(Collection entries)
+ + + +
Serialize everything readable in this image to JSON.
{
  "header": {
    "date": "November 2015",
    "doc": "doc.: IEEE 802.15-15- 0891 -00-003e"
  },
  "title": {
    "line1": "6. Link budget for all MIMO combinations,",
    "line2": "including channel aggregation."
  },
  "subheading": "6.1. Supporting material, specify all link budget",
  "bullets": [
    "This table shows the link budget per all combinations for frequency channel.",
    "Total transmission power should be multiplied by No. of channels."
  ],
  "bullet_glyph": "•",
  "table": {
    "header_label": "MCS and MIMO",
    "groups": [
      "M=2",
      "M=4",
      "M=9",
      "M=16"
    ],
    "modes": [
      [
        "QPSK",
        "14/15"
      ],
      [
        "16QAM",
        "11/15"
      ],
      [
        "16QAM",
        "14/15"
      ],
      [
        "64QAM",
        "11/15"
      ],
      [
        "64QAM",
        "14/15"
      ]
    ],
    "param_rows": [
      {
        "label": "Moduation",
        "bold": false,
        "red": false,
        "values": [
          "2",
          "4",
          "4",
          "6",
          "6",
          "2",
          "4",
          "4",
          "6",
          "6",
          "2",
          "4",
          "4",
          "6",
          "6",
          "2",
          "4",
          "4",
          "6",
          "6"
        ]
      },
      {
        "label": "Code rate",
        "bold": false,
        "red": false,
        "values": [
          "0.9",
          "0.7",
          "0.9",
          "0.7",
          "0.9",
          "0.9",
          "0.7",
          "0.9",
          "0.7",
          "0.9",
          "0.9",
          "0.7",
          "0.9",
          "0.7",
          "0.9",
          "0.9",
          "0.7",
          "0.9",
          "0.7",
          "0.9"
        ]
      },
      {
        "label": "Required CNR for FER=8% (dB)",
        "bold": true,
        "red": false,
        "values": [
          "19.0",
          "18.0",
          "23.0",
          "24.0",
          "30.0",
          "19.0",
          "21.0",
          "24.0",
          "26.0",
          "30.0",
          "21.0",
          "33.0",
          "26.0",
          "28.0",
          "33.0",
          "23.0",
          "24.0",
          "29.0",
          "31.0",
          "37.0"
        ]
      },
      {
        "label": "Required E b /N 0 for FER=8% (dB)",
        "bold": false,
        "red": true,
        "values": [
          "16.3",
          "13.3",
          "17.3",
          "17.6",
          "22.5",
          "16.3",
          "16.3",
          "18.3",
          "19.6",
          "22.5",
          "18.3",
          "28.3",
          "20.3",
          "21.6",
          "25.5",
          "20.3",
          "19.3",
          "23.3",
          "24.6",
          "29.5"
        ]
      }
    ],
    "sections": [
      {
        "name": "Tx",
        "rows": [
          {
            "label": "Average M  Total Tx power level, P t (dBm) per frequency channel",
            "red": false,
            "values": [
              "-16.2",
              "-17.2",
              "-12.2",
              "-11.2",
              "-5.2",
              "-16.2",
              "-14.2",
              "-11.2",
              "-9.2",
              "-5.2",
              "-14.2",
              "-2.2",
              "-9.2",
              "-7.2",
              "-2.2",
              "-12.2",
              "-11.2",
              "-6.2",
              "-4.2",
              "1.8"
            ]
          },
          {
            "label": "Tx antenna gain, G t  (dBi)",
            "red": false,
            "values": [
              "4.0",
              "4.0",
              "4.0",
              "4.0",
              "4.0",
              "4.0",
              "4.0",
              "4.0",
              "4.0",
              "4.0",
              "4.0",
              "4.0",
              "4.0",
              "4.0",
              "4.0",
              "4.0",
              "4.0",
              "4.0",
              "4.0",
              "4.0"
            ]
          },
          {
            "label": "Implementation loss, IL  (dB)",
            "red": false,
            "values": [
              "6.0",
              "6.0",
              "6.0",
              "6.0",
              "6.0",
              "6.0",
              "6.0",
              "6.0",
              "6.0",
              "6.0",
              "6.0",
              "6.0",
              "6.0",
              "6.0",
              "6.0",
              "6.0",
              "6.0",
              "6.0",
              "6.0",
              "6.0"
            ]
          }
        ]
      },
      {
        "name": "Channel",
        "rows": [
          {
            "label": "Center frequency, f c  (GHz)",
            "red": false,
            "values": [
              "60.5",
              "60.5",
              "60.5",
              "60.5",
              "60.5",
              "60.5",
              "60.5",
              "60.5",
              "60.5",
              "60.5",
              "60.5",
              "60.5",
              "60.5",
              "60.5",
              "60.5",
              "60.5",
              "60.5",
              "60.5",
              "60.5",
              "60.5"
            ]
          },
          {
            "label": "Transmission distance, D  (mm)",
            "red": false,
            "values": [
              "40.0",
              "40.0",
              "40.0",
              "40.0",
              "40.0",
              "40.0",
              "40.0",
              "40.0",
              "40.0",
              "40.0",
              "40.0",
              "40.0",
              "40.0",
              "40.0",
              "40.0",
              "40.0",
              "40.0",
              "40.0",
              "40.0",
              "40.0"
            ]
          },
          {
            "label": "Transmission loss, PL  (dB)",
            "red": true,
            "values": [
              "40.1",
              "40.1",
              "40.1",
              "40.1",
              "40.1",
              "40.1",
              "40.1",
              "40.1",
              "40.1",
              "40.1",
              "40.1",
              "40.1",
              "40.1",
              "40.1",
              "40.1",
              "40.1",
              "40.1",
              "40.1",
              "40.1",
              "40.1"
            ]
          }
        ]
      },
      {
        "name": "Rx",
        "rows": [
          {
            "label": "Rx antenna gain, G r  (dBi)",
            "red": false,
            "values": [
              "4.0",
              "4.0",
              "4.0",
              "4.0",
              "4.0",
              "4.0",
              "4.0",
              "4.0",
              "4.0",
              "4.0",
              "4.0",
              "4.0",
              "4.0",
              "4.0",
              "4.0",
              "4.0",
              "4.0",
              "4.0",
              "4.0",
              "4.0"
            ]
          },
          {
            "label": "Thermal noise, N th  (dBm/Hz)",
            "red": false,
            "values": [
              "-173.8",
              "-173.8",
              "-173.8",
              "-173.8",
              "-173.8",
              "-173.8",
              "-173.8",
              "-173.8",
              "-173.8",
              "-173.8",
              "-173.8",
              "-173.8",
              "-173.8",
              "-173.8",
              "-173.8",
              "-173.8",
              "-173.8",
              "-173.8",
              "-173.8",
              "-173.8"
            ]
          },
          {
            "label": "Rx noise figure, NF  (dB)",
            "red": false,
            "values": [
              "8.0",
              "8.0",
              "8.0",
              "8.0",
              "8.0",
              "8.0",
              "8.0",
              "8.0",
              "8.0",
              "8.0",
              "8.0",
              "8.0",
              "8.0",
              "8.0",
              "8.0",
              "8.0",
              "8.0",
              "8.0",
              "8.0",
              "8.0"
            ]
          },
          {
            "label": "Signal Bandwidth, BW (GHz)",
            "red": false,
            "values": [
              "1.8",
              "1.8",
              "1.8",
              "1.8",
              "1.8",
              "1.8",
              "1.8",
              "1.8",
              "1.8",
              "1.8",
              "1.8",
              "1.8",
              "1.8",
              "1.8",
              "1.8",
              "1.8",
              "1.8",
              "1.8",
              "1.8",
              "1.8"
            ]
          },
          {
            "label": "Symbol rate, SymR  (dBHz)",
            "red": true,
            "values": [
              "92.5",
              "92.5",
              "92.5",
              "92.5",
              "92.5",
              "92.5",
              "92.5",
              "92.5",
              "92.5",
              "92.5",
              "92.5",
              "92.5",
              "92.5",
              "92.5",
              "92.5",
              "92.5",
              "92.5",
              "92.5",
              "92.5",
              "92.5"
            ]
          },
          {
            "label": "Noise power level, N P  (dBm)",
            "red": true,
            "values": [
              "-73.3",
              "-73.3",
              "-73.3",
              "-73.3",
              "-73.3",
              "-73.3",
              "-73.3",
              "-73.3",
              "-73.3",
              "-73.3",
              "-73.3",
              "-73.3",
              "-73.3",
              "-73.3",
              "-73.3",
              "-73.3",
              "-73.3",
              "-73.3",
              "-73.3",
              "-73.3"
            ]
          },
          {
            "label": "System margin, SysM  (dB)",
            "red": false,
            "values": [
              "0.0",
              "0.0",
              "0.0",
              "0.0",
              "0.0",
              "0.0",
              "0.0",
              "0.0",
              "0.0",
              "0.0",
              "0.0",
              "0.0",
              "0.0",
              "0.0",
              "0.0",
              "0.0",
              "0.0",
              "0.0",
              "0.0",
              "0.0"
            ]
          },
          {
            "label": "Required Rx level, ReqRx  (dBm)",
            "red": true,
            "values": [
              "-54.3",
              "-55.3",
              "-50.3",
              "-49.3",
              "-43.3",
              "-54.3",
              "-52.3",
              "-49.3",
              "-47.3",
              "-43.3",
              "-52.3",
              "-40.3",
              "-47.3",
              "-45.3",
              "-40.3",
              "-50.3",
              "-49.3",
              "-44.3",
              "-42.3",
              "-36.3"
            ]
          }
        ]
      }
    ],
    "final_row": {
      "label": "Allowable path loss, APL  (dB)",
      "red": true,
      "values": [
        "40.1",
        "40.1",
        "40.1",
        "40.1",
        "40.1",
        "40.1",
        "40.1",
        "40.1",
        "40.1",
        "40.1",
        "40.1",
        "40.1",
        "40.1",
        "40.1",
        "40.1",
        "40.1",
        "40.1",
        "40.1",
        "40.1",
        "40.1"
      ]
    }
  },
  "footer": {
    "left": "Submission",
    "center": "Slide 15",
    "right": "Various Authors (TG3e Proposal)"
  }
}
+ + + +
> _Instruction_
From the data above, show each line that contains "combinations".

> _Exercise result_
    "line1": "6. Link budget for all MIMO combinations,",
    "This table shows the link budget per all combinations for frequency channel.",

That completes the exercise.